#### Task brief
In the material below, the lines containing the word "title" are required; copy each of them.

━━━━━━

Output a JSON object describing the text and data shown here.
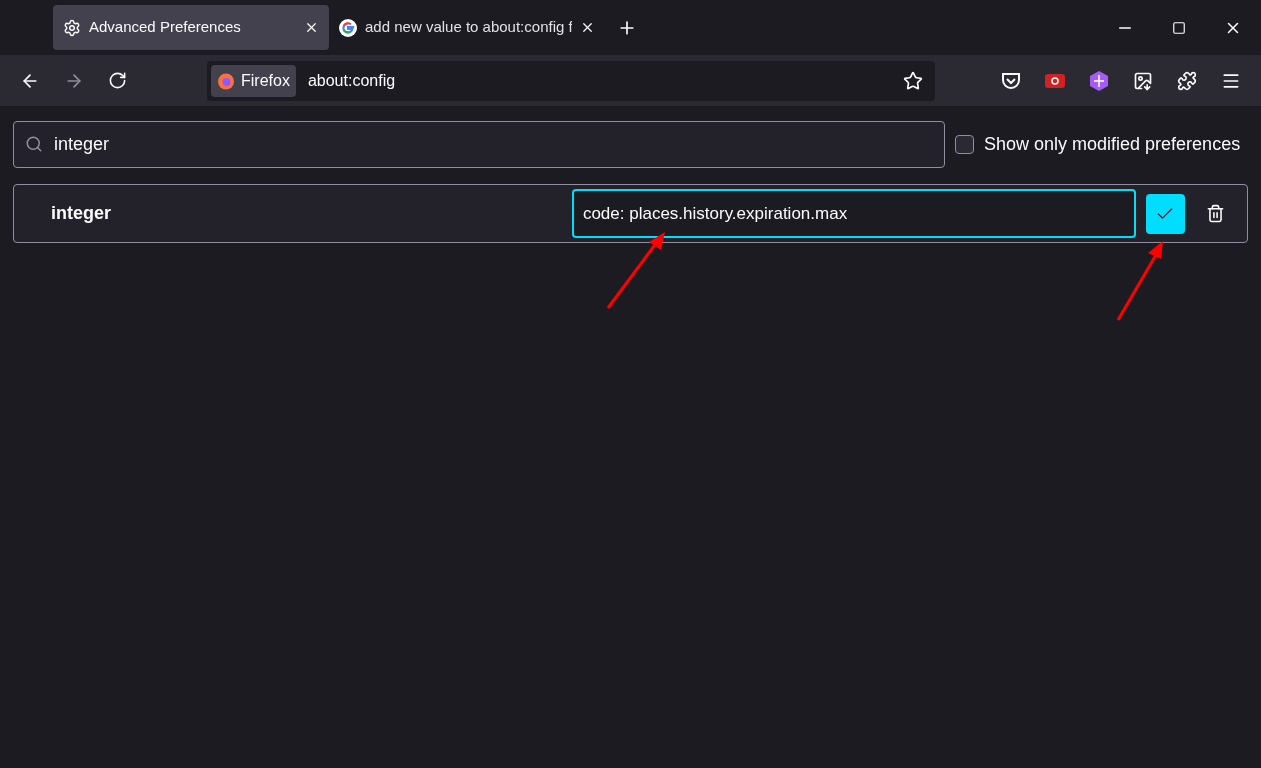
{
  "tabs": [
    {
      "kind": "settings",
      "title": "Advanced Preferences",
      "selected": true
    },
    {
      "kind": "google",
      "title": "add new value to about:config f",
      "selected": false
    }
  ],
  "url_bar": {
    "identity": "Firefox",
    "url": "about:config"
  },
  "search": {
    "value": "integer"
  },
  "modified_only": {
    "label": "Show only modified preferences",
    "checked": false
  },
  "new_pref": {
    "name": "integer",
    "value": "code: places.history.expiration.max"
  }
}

━━━━━━

#### Expected answer
      "title": "Advanced Preferences",
      "title": "add new value to about:config f",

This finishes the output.